Collect all lines below with the string "content".

[Dataset records]

+ + +

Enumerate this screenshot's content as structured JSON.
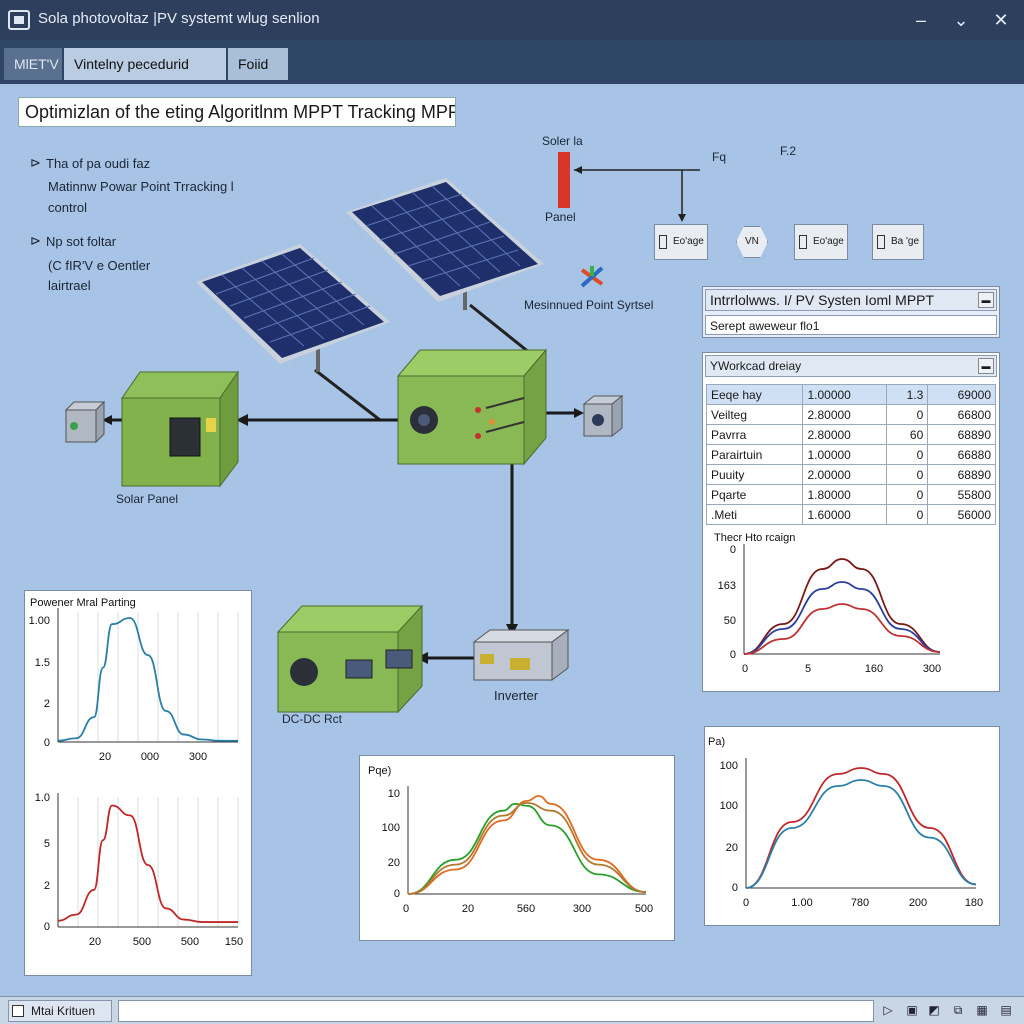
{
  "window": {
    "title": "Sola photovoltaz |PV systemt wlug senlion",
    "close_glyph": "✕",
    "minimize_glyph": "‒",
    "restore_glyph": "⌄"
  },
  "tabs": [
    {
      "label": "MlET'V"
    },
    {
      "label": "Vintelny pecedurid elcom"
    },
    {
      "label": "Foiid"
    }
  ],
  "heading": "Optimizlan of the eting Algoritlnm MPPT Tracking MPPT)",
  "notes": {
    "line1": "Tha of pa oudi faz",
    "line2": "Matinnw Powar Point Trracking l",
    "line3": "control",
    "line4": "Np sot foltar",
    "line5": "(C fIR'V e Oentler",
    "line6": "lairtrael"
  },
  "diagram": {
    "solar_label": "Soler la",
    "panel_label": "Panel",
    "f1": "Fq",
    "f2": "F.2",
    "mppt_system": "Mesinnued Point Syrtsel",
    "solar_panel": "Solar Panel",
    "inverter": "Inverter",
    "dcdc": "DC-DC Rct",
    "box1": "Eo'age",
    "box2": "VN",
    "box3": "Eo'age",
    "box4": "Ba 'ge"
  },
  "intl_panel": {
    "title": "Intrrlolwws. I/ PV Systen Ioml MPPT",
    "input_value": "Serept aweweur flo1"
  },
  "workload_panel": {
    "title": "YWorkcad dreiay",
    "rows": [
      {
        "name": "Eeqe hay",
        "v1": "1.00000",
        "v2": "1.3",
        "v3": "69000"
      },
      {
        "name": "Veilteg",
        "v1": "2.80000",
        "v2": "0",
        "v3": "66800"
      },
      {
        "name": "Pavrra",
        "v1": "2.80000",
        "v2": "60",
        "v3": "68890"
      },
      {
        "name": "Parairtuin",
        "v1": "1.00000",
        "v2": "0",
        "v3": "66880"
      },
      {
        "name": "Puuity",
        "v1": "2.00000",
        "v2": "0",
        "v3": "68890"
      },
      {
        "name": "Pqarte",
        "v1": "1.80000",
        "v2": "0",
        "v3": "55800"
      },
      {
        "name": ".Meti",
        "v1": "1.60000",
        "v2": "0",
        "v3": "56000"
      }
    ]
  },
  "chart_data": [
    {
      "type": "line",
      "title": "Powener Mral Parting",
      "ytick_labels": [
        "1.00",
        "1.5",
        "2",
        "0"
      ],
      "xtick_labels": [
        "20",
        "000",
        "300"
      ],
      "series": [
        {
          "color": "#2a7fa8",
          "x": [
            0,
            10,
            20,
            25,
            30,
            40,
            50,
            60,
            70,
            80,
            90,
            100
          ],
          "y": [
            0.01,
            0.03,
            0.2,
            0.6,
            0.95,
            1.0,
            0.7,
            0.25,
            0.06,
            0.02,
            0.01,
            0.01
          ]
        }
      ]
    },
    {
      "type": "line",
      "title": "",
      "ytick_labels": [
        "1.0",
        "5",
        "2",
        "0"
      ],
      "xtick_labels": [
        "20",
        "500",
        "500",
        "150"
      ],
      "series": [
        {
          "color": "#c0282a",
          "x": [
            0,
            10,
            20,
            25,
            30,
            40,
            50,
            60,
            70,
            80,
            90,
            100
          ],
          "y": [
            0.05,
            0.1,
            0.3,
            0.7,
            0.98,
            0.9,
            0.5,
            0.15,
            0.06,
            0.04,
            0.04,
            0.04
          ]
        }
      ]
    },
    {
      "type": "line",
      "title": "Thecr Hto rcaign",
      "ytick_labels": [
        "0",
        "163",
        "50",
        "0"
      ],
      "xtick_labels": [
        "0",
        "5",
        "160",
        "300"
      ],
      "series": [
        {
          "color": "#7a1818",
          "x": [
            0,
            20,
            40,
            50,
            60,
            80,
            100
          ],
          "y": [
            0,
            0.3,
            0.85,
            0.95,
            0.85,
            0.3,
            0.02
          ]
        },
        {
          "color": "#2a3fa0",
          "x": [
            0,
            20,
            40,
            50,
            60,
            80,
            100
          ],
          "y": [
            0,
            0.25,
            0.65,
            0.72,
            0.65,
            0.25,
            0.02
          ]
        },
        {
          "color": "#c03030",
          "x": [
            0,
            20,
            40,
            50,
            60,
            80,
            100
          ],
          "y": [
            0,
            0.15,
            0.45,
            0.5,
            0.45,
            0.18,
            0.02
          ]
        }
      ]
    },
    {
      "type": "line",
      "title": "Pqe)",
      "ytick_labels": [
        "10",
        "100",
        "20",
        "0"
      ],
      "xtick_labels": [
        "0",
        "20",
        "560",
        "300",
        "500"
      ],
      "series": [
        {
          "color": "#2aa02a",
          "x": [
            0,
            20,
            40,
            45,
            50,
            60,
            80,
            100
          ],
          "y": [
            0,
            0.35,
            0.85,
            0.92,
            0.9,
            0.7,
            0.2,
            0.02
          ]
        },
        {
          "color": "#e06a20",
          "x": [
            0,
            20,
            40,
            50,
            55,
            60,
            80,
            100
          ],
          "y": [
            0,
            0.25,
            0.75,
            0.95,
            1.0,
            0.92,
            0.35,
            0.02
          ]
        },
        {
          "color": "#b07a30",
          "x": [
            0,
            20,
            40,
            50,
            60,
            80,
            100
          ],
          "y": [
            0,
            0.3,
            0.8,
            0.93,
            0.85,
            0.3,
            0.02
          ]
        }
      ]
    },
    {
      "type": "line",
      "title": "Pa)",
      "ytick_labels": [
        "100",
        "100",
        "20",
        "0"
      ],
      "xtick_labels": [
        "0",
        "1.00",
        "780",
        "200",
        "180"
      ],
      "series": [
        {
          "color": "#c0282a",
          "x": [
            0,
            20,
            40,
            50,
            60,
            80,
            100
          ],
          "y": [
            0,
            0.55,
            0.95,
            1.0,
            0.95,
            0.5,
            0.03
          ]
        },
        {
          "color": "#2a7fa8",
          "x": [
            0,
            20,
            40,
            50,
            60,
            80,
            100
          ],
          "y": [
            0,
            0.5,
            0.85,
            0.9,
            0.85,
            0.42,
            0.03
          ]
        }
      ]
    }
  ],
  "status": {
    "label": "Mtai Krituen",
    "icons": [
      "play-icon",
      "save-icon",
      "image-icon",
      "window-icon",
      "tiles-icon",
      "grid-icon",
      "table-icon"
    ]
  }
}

+ + +

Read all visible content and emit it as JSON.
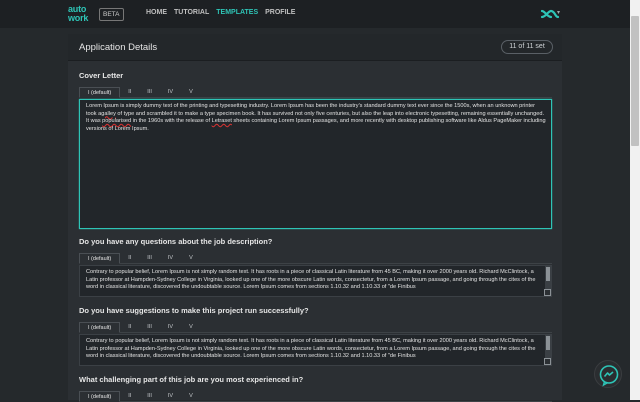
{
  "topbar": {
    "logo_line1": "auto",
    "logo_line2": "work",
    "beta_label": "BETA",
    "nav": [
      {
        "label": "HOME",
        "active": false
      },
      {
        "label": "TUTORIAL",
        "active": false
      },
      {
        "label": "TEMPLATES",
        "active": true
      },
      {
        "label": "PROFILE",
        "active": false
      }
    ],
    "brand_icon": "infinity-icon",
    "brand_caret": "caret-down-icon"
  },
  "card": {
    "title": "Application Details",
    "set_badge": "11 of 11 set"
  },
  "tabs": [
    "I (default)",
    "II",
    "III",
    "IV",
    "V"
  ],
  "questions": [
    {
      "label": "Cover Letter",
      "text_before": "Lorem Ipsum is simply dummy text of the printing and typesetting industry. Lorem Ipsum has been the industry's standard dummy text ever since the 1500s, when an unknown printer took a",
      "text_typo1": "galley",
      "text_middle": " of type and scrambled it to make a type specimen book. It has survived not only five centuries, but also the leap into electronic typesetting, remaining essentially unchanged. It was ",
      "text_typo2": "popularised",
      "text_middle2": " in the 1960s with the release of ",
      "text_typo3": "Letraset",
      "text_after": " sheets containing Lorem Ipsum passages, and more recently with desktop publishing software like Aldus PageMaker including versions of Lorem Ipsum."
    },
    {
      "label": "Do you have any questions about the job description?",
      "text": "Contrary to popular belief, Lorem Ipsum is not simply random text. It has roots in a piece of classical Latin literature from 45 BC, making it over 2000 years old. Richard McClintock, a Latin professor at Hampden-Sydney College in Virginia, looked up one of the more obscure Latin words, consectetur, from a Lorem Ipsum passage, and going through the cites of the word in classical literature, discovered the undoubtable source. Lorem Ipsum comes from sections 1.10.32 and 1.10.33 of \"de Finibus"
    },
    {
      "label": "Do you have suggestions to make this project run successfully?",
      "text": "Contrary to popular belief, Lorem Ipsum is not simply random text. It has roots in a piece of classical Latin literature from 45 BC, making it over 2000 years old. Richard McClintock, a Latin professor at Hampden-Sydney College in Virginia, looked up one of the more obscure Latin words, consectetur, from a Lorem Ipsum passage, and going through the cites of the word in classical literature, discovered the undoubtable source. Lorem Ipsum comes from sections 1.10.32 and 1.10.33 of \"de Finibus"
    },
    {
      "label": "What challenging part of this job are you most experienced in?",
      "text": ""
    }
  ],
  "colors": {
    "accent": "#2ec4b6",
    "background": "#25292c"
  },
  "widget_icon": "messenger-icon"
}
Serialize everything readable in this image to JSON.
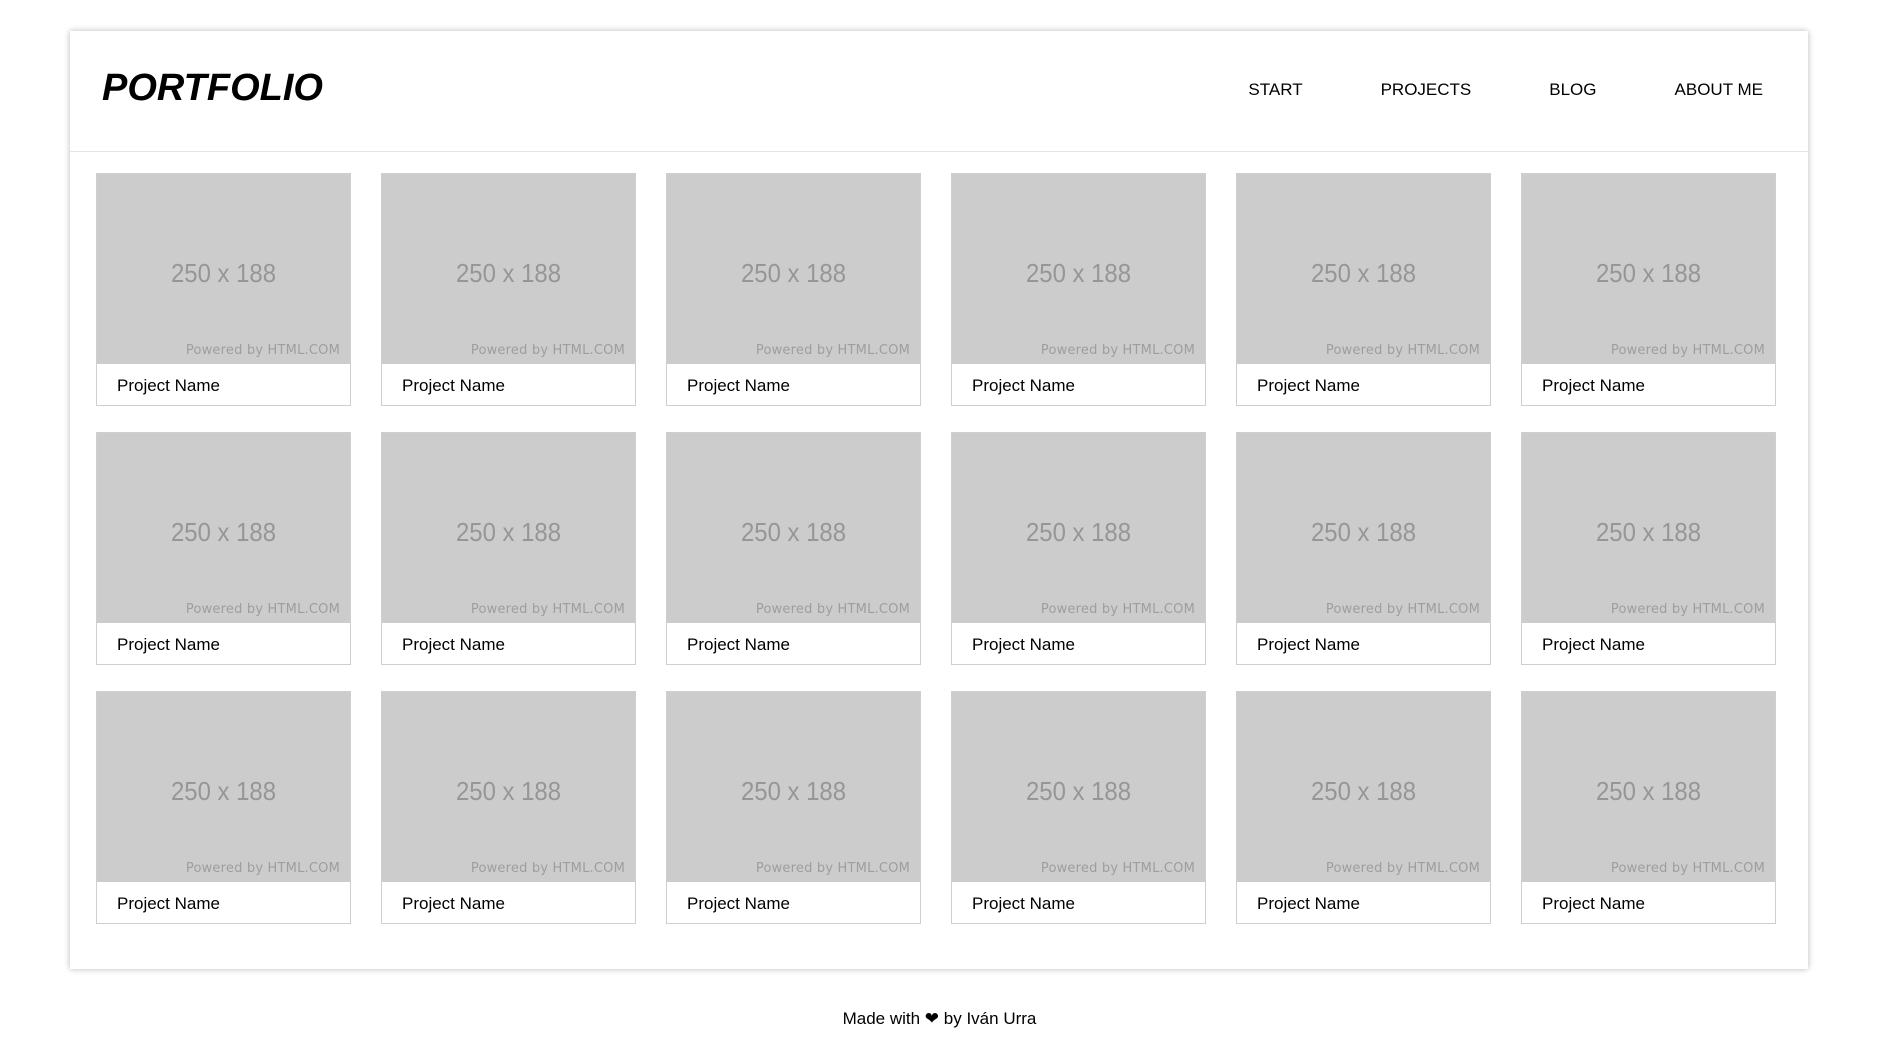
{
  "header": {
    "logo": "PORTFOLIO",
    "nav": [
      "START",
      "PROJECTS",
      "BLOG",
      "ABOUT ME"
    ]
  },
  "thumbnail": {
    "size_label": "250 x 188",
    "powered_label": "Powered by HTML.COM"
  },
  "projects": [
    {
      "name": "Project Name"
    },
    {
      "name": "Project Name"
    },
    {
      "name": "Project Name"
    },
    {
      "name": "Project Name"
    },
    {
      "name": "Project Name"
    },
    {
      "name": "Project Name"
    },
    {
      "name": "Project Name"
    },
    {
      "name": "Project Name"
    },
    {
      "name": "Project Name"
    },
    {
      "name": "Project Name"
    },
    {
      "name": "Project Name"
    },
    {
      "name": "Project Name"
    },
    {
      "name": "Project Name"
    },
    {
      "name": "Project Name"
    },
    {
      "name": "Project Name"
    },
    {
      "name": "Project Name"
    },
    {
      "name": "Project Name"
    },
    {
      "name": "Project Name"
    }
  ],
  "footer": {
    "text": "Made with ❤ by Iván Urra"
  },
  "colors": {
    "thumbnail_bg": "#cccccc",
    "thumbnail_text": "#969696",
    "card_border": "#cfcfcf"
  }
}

+ + +

*EXERCISE RESULT*:
Enumerate this screenshot's content as structured JSON.
Read all visible content and emit it as JSON.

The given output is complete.